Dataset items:
# # # # # # #

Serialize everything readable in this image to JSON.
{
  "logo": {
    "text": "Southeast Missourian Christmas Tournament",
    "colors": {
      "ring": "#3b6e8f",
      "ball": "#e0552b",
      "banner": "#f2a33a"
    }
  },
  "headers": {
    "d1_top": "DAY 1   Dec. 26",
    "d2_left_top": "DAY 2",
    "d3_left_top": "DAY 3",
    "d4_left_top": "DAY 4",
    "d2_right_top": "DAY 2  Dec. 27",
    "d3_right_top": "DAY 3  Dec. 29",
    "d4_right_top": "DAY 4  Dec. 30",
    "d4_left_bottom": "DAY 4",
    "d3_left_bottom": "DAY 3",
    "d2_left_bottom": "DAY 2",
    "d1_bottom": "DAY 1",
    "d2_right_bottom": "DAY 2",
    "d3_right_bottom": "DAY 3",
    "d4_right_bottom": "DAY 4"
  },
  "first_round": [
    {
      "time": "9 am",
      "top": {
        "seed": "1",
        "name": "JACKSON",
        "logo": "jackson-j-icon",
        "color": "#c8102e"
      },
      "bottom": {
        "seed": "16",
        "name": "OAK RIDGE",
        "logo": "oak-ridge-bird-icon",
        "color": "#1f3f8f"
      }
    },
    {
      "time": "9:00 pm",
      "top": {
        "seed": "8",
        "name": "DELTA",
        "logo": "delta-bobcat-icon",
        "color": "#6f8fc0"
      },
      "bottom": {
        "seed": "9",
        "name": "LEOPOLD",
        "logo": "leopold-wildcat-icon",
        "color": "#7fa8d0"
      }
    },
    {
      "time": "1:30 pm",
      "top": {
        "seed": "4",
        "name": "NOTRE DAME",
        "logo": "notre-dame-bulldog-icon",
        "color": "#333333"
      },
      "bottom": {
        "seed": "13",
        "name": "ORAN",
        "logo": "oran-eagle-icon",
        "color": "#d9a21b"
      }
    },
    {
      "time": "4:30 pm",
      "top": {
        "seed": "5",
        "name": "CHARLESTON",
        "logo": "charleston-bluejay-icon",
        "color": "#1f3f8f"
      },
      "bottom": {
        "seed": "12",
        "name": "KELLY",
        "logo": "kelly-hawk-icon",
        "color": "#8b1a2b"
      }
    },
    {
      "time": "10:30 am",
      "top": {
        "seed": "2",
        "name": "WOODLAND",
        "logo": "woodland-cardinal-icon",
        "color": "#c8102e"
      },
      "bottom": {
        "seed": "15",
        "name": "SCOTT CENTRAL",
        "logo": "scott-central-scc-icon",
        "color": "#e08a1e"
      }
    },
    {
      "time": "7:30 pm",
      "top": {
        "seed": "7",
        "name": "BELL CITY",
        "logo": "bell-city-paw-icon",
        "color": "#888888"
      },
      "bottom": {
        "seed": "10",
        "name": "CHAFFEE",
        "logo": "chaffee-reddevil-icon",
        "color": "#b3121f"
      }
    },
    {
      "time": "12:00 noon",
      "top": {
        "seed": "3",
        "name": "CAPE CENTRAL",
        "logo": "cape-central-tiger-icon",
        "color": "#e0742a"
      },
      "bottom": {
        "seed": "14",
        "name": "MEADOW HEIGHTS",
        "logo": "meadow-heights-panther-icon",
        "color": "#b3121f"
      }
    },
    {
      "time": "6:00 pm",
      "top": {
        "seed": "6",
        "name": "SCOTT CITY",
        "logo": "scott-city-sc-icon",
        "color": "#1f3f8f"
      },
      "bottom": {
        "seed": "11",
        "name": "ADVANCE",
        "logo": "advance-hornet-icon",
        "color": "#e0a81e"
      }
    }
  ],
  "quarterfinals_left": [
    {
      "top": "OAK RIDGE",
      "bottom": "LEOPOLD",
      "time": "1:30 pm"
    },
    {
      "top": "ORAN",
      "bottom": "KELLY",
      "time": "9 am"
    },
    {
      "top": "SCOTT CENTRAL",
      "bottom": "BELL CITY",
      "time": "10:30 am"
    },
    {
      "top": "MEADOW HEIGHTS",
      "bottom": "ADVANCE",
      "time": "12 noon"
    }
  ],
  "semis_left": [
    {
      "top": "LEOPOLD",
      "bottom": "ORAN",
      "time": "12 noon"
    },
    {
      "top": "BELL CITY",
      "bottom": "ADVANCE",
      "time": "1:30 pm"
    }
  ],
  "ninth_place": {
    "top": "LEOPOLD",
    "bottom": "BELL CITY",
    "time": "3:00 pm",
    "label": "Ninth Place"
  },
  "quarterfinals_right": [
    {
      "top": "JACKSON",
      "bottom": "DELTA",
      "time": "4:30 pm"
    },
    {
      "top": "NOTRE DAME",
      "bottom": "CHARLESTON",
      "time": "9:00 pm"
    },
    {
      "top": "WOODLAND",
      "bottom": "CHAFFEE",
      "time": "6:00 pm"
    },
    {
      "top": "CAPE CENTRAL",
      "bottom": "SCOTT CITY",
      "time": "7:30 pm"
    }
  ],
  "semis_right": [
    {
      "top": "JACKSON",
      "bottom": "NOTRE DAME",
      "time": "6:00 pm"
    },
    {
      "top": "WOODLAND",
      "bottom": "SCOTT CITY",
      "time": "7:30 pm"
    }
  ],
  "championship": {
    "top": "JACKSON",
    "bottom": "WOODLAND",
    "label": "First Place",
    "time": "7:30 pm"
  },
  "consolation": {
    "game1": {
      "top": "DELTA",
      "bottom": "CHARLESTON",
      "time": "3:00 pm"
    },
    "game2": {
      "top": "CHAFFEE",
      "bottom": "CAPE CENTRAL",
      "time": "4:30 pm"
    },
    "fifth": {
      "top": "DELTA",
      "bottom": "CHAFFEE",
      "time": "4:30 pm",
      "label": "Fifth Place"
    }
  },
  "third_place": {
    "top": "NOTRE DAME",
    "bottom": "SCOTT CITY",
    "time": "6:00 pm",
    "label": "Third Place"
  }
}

# # # # # # #

WRITTEN TASK: Reproduce the data, keeping every line exactly the same.

TASK RESPONSE:
Serialize everything readable in this image to JSON.
{
  "logo": {
    "text": "Southeast Missourian Christmas Tournament",
    "colors": {
      "ring": "#3b6e8f",
      "ball": "#e0552b",
      "banner": "#f2a33a"
    }
  },
  "headers": {
    "d1_top": "DAY 1   Dec. 26",
    "d2_left_top": "DAY 2",
    "d3_left_top": "DAY 3",
    "d4_left_top": "DAY 4",
    "d2_right_top": "DAY 2  Dec. 27",
    "d3_right_top": "DAY 3  Dec. 29",
    "d4_right_top": "DAY 4  Dec. 30",
    "d4_left_bottom": "DAY 4",
    "d3_left_bottom": "DAY 3",
    "d2_left_bottom": "DAY 2",
    "d1_bottom": "DAY 1",
    "d2_right_bottom": "DAY 2",
    "d3_right_bottom": "DAY 3",
    "d4_right_bottom": "DAY 4"
  },
  "first_round": [
    {
      "time": "9 am",
      "top": {
        "seed": "1",
        "name": "JACKSON",
        "logo": "jackson-j-icon",
        "color": "#c8102e"
      },
      "bottom": {
        "seed": "16",
        "name": "OAK RIDGE",
        "logo": "oak-ridge-bird-icon",
        "color": "#1f3f8f"
      }
    },
    {
      "time": "9:00 pm",
      "top": {
        "seed": "8",
        "name": "DELTA",
        "logo": "delta-bobcat-icon",
        "color": "#6f8fc0"
      },
      "bottom": {
        "seed": "9",
        "name": "LEOPOLD",
        "logo": "leopold-wildcat-icon",
        "color": "#7fa8d0"
      }
    },
    {
      "time": "1:30 pm",
      "top": {
        "seed": "4",
        "name": "NOTRE DAME",
        "logo": "notre-dame-bulldog-icon",
        "color": "#333333"
      },
      "bottom": {
        "seed": "13",
        "name": "ORAN",
        "logo": "oran-eagle-icon",
        "color": "#d9a21b"
      }
    },
    {
      "time": "4:30 pm",
      "top": {
        "seed": "5",
        "name": "CHARLESTON",
        "logo": "charleston-bluejay-icon",
        "color": "#1f3f8f"
      },
      "bottom": {
        "seed": "12",
        "name": "KELLY",
        "logo": "kelly-hawk-icon",
        "color": "#8b1a2b"
      }
    },
    {
      "time": "10:30 am",
      "top": {
        "seed": "2",
        "name": "WOODLAND",
        "logo": "woodland-cardinal-icon",
        "color": "#c8102e"
      },
      "bottom": {
        "seed": "15",
        "name": "SCOTT CENTRAL",
        "logo": "scott-central-scc-icon",
        "color": "#e08a1e"
      }
    },
    {
      "time": "7:30 pm",
      "top": {
        "seed": "7",
        "name": "BELL CITY",
        "logo": "bell-city-paw-icon",
        "color": "#888888"
      },
      "bottom": {
        "seed": "10",
        "name": "CHAFFEE",
        "logo": "chaffee-reddevil-icon",
        "color": "#b3121f"
      }
    },
    {
      "time": "12:00 noon",
      "top": {
        "seed": "3",
        "name": "CAPE CENTRAL",
        "logo": "cape-central-tiger-icon",
        "color": "#e0742a"
      },
      "bottom": {
        "seed": "14",
        "name": "MEADOW HEIGHTS",
        "logo": "meadow-heights-panther-icon",
        "color": "#b3121f"
      }
    },
    {
      "time": "6:00 pm",
      "top": {
        "seed": "6",
        "name": "SCOTT CITY",
        "logo": "scott-city-sc-icon",
        "color": "#1f3f8f"
      },
      "bottom": {
        "seed": "11",
        "name": "ADVANCE",
        "logo": "advance-hornet-icon",
        "color": "#e0a81e"
      }
    }
  ],
  "quarterfinals_left": [
    {
      "top": "OAK RIDGE",
      "bottom": "LEOPOLD",
      "time": "1:30 pm"
    },
    {
      "top": "ORAN",
      "bottom": "KELLY",
      "time": "9 am"
    },
    {
      "top": "SCOTT CENTRAL",
      "bottom": "BELL CITY",
      "time": "10:30 am"
    },
    {
      "top": "MEADOW HEIGHTS",
      "bottom": "ADVANCE",
      "time": "12 noon"
    }
  ],
  "semis_left": [
    {
      "top": "LEOPOLD",
      "bottom": "ORAN",
      "time": "12 noon"
    },
    {
      "top": "BELL CITY",
      "bottom": "ADVANCE",
      "time": "1:30 pm"
    }
  ],
  "ninth_place": {
    "top": "LEOPOLD",
    "bottom": "BELL CITY",
    "time": "3:00 pm",
    "label": "Ninth Place"
  },
  "quarterfinals_right": [
    {
      "top": "JACKSON",
      "bottom": "DELTA",
      "time": "4:30 pm"
    },
    {
      "top": "NOTRE DAME",
      "bottom": "CHARLESTON",
      "time": "9:00 pm"
    },
    {
      "top": "WOODLAND",
      "bottom": "CHAFFEE",
      "time": "6:00 pm"
    },
    {
      "top": "CAPE CENTRAL",
      "bottom": "SCOTT CITY",
      "time": "7:30 pm"
    }
  ],
  "semis_right": [
    {
      "top": "JACKSON",
      "bottom": "NOTRE DAME",
      "time": "6:00 pm"
    },
    {
      "top": "WOODLAND",
      "bottom": "SCOTT CITY",
      "time": "7:30 pm"
    }
  ],
  "championship": {
    "top": "JACKSON",
    "bottom": "WOODLAND",
    "label": "First Place",
    "time": "7:30 pm"
  },
  "consolation": {
    "game1": {
      "top": "DELTA",
      "bottom": "CHARLESTON",
      "time": "3:00 pm"
    },
    "game2": {
      "top": "CHAFFEE",
      "bottom": "CAPE CENTRAL",
      "time": "4:30 pm"
    },
    "fifth": {
      "top": "DELTA",
      "bottom": "CHAFFEE",
      "time": "4:30 pm",
      "label": "Fifth Place"
    }
  },
  "third_place": {
    "top": "NOTRE DAME",
    "bottom": "SCOTT CITY",
    "time": "6:00 pm",
    "label": "Third Place"
  }
}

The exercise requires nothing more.